__待解问题__.
A – 请将原文摘录中从“类别性特征都可以考虑进行热独”开始、一直到“datasets_1.first()”为止的部分一字不差地打印出来。
B – 请根据原文摘录说明cms_segid这一特征被舍弃的原因。

类别性特征都可以考虑进行热独编码，将单一变量变为多变量，相当于增加了相关特征的数量

- "cms_segid",   类别型特征，约97个分类 ===> 97维   舍弃
- "cms_group_id",   类别型特征，约13个分类 ==> 13维
- "final_gender_code", 类别型特征，2个分类 ==> 2维
- "age_level",    类别型特征，7个分类 ==>7维
- "shopping_level",    类别型特征，3个分类 ==> 3维
- "occupation",    类别型特征，2个分类 ==> 2维

但由于cms_segid分类过多，这里考虑舍弃，避免数据过于稀疏

In [24]:
datasets_1.first()

Row(timestamp=1494261938, clk=0, pid_value=SparseVector(2, {1: 1.0}), price=1880.0, cms_segid=0, cms_group_id=11, final_gender_code=1, age_level=5, shopping_level=3, occupation=0, pl_onehot_value=SparseVector(4, {0: 1.0}), nucl_onehot_value=SparseVector(5, {1: 1.0}), features=SparseVector(18, {1: 1.0, 2: 1880.0, 4: 11.0, 5: 1.0, 6: 5.0, 7: 3.0, 9: 1.0, 14: 1.0}))

In [17]:
# 先将下列五列数据转为字符串类型，以便于进行热独编码
# - "cms_group_id",   类别型特征，约13个分类 ==> 13
# - "final_gender_code", 类别型特征，2个分类 ==> 2
# - "age_level",    类别型特征，7个分类 ==>7
# - "shopping_level",    类别型特征，3个分类 ==> 3
# - "occupation",    类别型特征，2个分类 ==> 2

datasets_2 = datasets.withColumn("cms_group_id", datasets.cms_group_id.cast(StringType()))\
    .withColumn("final_gender_code", datasets.final_gender_code.cast(StringType()))\
    .withColumn("age_level", datasets.age_level.cast(StringType()))\
    .withColumn("shopping_level", datasets.shopping_level.cast(StringType()))\
    .withColumn("occupation", datasets.occupation.cast(StringType()))

In [18]:
useful_cols_2 = [
    # 时间值，划分训练集和测试集
    "timestamp",
    # label目标值
    "clk",  
    # 特征值
    "price",
    "cms_group_id",
    "final_gender_code",
    "age_level",
    "shopping_level",
    "occupation",
    "pid_value", 
    "pl_onehot_value",
    "nucl_onehot_value"
]
# 筛选指定字段数据
datasets_2 = datasets_2.select(*useful_cols_2)

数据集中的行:
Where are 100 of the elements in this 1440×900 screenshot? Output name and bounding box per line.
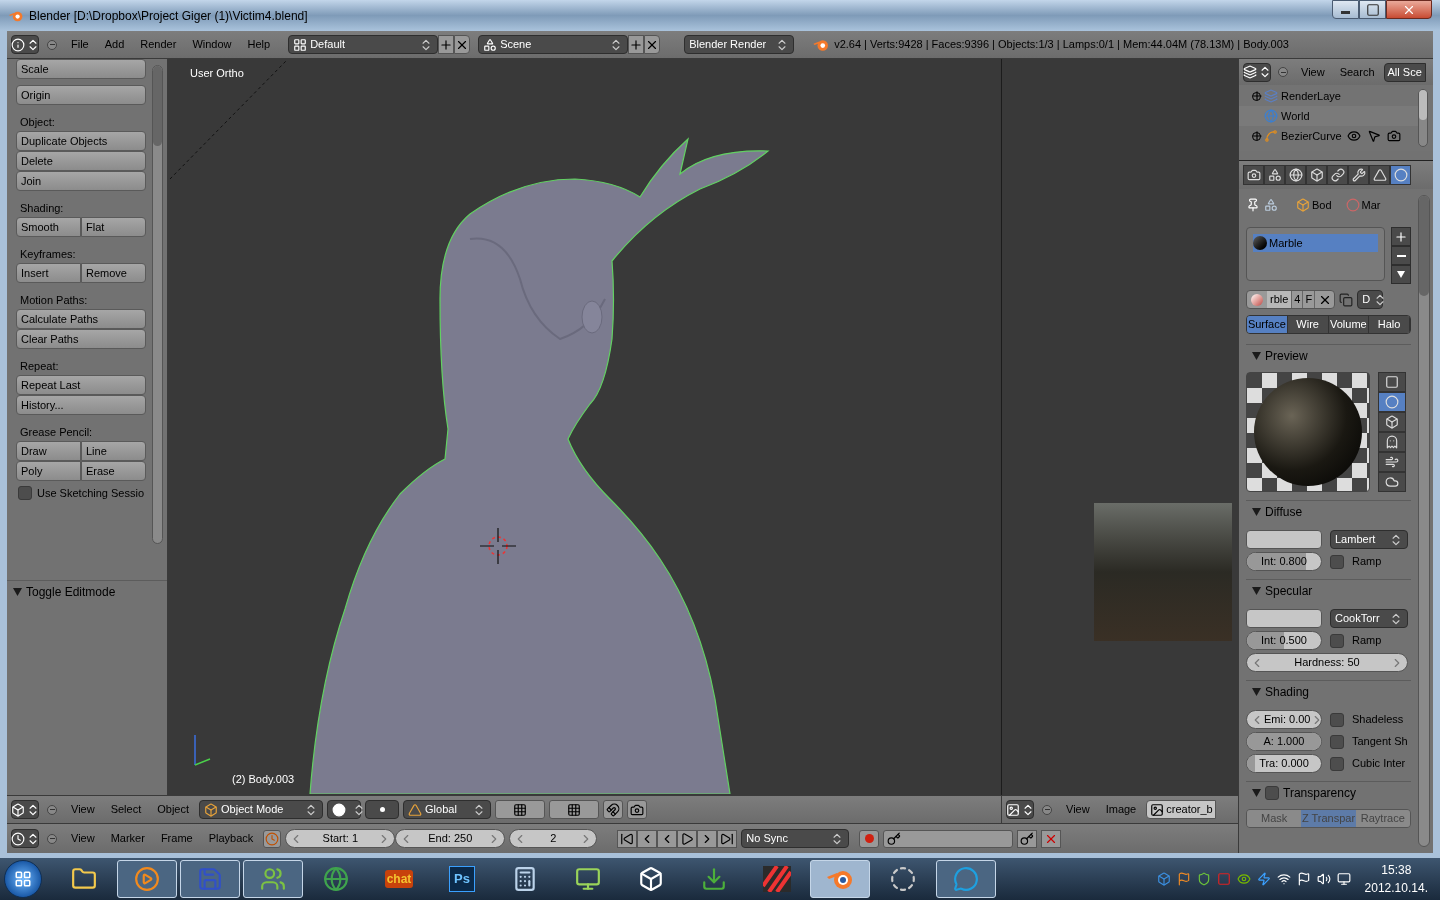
collapse-header-icon[interactable] [47, 833, 57, 844]
maximize-button[interactable] [1359, 0, 1386, 19]
tool-button[interactable]: Erase [81, 461, 146, 481]
tool-button[interactable]: Origin [16, 85, 146, 105]
properties-tab[interactable] [1264, 165, 1285, 185]
tool-button[interactable]: Scale [16, 59, 146, 79]
menu-item[interactable]: Marker [104, 830, 151, 847]
editor-type-button[interactable] [1243, 62, 1271, 82]
menu-item[interactable]: Window [186, 36, 238, 53]
pivot-button[interactable] [365, 800, 400, 819]
tool-button[interactable]: Poly [16, 461, 81, 481]
checkbox[interactable] [1330, 633, 1344, 648]
menu-item[interactable]: Help [241, 36, 277, 53]
tool-button[interactable]: Flat [81, 217, 146, 237]
scene-dropdown[interactable]: Scene [478, 35, 629, 54]
menu-item[interactable]: View [65, 830, 101, 847]
sync-mode-dropdown[interactable]: No Sync [741, 829, 850, 848]
collapse-header-icon[interactable] [47, 804, 57, 815]
menu-item[interactable]: Playback [202, 830, 260, 847]
playback-button[interactable] [697, 829, 718, 848]
panel-header[interactable]: Preview [1246, 344, 1411, 366]
tool-button[interactable]: Smooth [16, 217, 81, 237]
tool-button[interactable]: Join [16, 171, 146, 191]
playback-button[interactable] [677, 829, 698, 848]
start-frame-field[interactable]: Start: 1 [285, 829, 396, 848]
keying-set-field[interactable] [883, 829, 1014, 848]
number-slider[interactable]: Int: 0.500 [1246, 631, 1322, 650]
panel-header[interactable]: Toggle Editmode [7, 580, 167, 602]
properties-tab[interactable] [1348, 165, 1369, 185]
image-browse-field[interactable]: creator_b [1146, 800, 1216, 819]
delete-button[interactable] [454, 35, 471, 54]
checkbox[interactable] [18, 486, 32, 501]
playback-button[interactable] [617, 829, 638, 848]
close-button[interactable] [1386, 0, 1432, 19]
menu-item[interactable]: Render [134, 36, 183, 53]
preview-shape-button[interactable] [1378, 412, 1406, 432]
material-type-tab[interactable]: Volume [1328, 316, 1370, 333]
tool-button[interactable]: Line [81, 441, 146, 461]
menu-item[interactable]: Frame [154, 830, 199, 847]
tool-button[interactable]: Calculate Paths [16, 309, 146, 329]
playback-button[interactable] [637, 829, 658, 848]
preview-shape-button[interactable] [1378, 472, 1406, 492]
checkbox[interactable] [1330, 554, 1344, 569]
current-frame-field[interactable]: 2 [509, 829, 598, 848]
scrollbar[interactable] [1418, 195, 1430, 847]
snap-button[interactable] [603, 800, 624, 819]
screen-layout-dropdown[interactable]: Default [288, 35, 439, 54]
orientation-dropdown[interactable]: Global [403, 800, 492, 819]
menu-item[interactable]: View [1295, 63, 1331, 81]
expand-toggle-icon[interactable] [1252, 131, 1261, 141]
viewport-shading-dropdown[interactable] [327, 800, 362, 819]
color-swatch[interactable] [1246, 530, 1322, 549]
tool-button[interactable]: Repeat Last [16, 375, 146, 395]
slot-menu-button[interactable] [1391, 265, 1411, 284]
outliner-item[interactable]: RenderLaye [1281, 87, 1341, 105]
playback-button[interactable] [657, 829, 678, 848]
material-type-tab[interactable]: Wire [1287, 316, 1329, 333]
number-slider[interactable]: A: 1.000 [1246, 732, 1322, 751]
add-button[interactable] [628, 35, 645, 54]
layers-button[interactable] [549, 800, 600, 819]
start-button[interactable] [4, 860, 42, 898]
menu-item[interactable]: Add [98, 36, 131, 53]
menu-item[interactable]: Image [1099, 801, 1143, 818]
tool-button[interactable]: Draw [16, 441, 81, 461]
breadcrumb-item[interactable]: Bod [1296, 196, 1332, 214]
taskbar-app-button[interactable]: Ps [432, 860, 492, 898]
editor-type-button[interactable] [11, 829, 39, 848]
playback-button[interactable] [717, 829, 738, 848]
add-slot-button[interactable] [1391, 227, 1411, 246]
emit-field[interactable]: Emi: 0.00 [1246, 710, 1322, 729]
checkbox[interactable] [1330, 734, 1344, 749]
panel-header[interactable]: Transparency [1246, 781, 1411, 803]
preview-shape-button[interactable] [1378, 432, 1406, 452]
checkbox[interactable] [1265, 785, 1279, 800]
number-slider[interactable]: Tra: 0.000 [1246, 754, 1322, 773]
properties-tab[interactable] [1243, 165, 1264, 185]
collapse-header-icon[interactable] [1042, 804, 1052, 815]
menu-item[interactable]: Object [151, 801, 196, 818]
render-button[interactable] [627, 800, 648, 819]
tool-button[interactable]: Insert [16, 263, 81, 283]
panel-header[interactable]: Specular [1246, 579, 1411, 601]
properties-tab[interactable] [1285, 165, 1306, 185]
tool-button[interactable]: Remove [81, 263, 146, 283]
color-swatch[interactable] [1246, 609, 1322, 628]
tool-button[interactable]: Clear Paths [16, 329, 146, 349]
panel-header[interactable]: Diffuse [1246, 500, 1411, 522]
collapse-header-icon[interactable] [1278, 67, 1288, 77]
menu-item[interactable]: Select [104, 801, 148, 818]
checkbox[interactable] [1330, 756, 1344, 771]
breadcrumb-item[interactable]: Mar [1345, 196, 1381, 214]
material-slot[interactable]: Marble [1253, 234, 1378, 252]
add-button[interactable] [438, 35, 455, 54]
properties-tab[interactable] [1390, 165, 1411, 185]
number-slider[interactable]: Int: 0.800 [1246, 552, 1322, 571]
outliner-item[interactable]: BezierCurve [1281, 127, 1342, 145]
preview-shape-button[interactable] [1378, 372, 1406, 392]
editor-type-button[interactable] [1006, 800, 1034, 819]
delete-button[interactable] [644, 35, 661, 54]
preview-shape-button[interactable] [1378, 392, 1406, 412]
browse-dropdown[interactable]: D [1357, 290, 1384, 309]
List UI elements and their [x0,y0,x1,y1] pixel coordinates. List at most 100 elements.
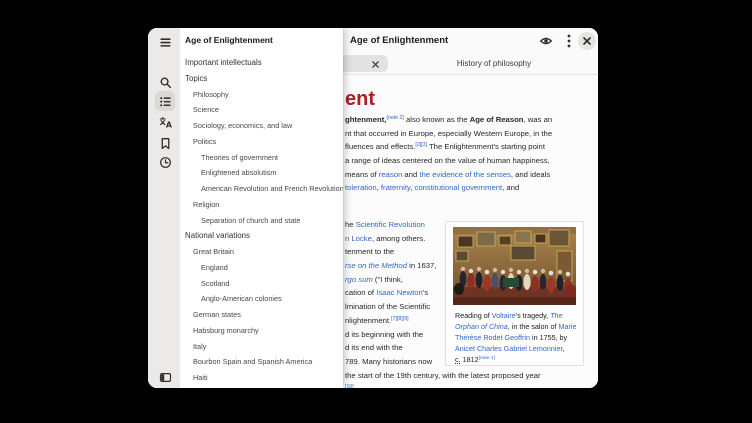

__逐题作答__.
A –
类别性特征都可以考虑进行热独编码，将单一变量变为多变量，相当于增加了相关特征的数量

- "cms_segid",   类别型特征，约97个分类 ===> 97维   舍弃
- "cms_group_id",   类别型特征，约13个分类 ==> 13维
- "final_gender_code", 类别型特征，2个分类 ==> 2维
- "age_level",    类别型特征，7个分类 ==>7维
- "shopping_level",    类别型特征，3个分类 ==> 3维
- "occupation",    类别型特征，2个分类 ==> 2维

但由于cms_segid分类过多，这里考虑舍弃，避免数据过于稀疏

In [24]:
datasets_1.first()

B – cms_segid分类过多（约97个），舍弃它是为了避免数据过于稀疏。